**Exercise**
Find the lines in these entries that include the word "data" and state how many there are, with no other words.

---*---

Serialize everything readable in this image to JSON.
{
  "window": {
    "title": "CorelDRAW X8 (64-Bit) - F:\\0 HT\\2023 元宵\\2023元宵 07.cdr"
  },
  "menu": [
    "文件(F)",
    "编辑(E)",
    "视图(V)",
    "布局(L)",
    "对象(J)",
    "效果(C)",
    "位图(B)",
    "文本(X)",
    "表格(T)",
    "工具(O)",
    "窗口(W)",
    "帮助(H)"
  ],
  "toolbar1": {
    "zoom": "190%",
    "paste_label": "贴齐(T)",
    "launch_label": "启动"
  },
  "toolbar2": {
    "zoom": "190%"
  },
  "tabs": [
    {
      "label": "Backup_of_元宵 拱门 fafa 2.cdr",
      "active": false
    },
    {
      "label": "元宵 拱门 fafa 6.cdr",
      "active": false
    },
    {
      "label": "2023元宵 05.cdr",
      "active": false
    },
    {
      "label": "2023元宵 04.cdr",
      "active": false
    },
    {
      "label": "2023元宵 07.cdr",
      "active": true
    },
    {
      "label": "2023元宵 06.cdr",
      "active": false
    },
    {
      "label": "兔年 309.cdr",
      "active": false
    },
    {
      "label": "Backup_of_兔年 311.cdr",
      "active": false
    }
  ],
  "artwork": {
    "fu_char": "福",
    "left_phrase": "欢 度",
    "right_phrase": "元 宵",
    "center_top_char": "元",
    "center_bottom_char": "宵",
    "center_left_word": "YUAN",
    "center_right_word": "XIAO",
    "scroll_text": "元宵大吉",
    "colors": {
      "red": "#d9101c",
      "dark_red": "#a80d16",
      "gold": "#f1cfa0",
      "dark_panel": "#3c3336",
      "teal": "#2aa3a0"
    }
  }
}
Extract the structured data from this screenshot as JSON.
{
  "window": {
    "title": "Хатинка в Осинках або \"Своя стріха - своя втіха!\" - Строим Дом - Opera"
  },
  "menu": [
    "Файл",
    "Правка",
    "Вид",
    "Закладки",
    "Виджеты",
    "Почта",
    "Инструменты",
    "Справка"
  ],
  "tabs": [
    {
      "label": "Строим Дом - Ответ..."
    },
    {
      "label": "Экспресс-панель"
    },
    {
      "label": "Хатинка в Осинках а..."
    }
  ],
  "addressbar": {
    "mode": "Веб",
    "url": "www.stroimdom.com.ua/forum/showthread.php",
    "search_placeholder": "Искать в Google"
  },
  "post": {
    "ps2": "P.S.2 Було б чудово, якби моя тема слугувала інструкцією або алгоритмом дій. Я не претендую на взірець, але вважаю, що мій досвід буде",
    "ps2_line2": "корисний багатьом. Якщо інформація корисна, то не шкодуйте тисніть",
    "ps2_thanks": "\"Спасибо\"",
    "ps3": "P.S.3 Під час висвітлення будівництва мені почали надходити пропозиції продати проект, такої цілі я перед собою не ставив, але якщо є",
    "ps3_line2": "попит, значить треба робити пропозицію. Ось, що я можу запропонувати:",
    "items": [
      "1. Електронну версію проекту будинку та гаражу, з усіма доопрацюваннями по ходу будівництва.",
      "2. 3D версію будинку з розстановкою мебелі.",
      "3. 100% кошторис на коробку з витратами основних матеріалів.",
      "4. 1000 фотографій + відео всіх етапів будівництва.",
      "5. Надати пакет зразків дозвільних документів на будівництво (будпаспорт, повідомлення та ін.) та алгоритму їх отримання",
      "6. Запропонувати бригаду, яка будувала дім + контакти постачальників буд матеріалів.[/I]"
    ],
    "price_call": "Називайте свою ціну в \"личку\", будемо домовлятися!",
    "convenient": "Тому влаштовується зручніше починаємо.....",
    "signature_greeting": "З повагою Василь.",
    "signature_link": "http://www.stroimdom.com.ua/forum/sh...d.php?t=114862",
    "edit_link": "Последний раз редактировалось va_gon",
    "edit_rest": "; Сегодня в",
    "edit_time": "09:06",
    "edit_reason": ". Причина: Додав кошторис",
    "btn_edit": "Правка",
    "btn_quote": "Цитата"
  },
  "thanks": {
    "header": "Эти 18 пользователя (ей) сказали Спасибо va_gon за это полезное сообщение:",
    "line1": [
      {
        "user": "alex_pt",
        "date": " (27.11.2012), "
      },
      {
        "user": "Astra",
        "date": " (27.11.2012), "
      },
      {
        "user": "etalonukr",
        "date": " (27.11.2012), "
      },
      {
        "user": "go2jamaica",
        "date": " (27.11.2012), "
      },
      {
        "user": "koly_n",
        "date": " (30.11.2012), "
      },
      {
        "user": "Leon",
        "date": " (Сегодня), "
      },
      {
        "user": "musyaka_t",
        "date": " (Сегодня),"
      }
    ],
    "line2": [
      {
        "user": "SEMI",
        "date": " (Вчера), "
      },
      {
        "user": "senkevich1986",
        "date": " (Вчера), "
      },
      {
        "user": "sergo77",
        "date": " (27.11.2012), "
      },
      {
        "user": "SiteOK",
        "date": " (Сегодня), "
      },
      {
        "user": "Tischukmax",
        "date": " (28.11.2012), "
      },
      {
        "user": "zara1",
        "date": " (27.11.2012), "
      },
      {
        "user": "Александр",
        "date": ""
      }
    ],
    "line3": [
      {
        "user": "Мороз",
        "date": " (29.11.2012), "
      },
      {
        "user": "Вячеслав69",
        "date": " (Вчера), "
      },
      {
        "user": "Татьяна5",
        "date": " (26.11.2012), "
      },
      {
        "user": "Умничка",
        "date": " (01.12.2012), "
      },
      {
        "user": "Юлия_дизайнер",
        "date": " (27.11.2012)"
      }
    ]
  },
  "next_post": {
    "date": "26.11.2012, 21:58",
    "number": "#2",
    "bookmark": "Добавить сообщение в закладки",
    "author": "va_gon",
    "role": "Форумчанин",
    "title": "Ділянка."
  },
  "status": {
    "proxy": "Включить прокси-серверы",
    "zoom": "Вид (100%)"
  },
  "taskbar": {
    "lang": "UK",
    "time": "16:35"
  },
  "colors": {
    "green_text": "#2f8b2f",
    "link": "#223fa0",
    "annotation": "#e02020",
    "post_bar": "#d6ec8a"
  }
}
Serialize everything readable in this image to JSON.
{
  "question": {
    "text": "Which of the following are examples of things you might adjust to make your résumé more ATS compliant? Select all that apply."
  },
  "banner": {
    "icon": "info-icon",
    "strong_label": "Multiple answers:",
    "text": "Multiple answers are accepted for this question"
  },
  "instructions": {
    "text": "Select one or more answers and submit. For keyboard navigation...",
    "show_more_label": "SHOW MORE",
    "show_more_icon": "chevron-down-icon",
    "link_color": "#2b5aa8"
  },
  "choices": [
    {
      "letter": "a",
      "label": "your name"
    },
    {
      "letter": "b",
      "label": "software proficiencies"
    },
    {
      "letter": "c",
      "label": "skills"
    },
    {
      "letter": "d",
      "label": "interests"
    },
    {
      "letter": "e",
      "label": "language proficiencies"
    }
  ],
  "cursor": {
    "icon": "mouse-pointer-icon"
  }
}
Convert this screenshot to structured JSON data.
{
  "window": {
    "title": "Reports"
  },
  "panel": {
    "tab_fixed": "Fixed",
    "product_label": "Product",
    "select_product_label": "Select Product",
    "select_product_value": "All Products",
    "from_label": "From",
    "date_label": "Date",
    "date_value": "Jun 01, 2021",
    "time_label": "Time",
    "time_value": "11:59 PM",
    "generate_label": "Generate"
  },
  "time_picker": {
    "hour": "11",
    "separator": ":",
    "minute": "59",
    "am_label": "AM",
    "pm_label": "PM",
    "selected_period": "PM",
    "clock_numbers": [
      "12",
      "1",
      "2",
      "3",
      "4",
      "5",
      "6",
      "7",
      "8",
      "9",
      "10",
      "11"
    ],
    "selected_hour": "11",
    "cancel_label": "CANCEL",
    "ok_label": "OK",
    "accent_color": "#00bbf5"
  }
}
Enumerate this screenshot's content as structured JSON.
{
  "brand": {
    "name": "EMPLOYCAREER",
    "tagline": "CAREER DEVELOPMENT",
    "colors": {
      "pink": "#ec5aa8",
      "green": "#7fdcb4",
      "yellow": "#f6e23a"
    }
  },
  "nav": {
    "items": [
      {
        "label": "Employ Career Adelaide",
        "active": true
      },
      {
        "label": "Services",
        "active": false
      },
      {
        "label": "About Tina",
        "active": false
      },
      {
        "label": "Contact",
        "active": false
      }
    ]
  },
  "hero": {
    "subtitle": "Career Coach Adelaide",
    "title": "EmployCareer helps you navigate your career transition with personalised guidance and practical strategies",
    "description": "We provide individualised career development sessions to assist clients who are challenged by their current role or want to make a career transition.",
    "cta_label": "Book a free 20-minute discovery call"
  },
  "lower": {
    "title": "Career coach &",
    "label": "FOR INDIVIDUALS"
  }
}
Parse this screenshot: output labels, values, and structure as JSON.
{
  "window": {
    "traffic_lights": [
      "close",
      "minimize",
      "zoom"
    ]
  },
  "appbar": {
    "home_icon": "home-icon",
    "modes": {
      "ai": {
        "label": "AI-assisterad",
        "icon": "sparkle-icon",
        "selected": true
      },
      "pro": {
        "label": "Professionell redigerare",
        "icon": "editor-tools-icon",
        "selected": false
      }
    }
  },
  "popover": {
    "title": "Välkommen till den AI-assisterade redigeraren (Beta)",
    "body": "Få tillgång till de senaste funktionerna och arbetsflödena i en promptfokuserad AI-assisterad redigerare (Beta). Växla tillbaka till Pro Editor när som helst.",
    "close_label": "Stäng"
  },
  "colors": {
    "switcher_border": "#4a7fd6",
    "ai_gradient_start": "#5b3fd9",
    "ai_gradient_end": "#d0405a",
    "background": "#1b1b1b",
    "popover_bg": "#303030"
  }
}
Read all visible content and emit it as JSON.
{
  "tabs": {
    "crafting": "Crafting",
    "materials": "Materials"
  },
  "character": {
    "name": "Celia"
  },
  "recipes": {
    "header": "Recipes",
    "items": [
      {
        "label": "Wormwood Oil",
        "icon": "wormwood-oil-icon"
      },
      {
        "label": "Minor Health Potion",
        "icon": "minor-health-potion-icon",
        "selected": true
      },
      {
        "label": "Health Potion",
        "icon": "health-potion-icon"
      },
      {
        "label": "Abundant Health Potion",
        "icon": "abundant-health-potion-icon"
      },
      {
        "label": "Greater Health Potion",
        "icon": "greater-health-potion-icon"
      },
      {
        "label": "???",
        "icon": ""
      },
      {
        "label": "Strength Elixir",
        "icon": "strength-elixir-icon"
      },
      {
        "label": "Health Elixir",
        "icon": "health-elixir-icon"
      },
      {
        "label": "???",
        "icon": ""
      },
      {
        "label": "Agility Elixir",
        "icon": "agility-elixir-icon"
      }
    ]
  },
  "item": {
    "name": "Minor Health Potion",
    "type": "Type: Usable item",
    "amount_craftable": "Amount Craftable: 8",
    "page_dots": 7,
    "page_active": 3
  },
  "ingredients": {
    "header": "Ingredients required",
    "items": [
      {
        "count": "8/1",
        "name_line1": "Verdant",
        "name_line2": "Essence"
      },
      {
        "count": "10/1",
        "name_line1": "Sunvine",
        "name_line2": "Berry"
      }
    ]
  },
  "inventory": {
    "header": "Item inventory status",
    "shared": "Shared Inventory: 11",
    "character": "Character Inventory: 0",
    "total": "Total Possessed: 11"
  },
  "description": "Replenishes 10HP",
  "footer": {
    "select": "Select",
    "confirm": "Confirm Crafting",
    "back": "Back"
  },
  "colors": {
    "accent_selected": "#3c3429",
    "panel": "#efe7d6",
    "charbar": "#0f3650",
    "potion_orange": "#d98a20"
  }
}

---*---

**Answer to the problem**
2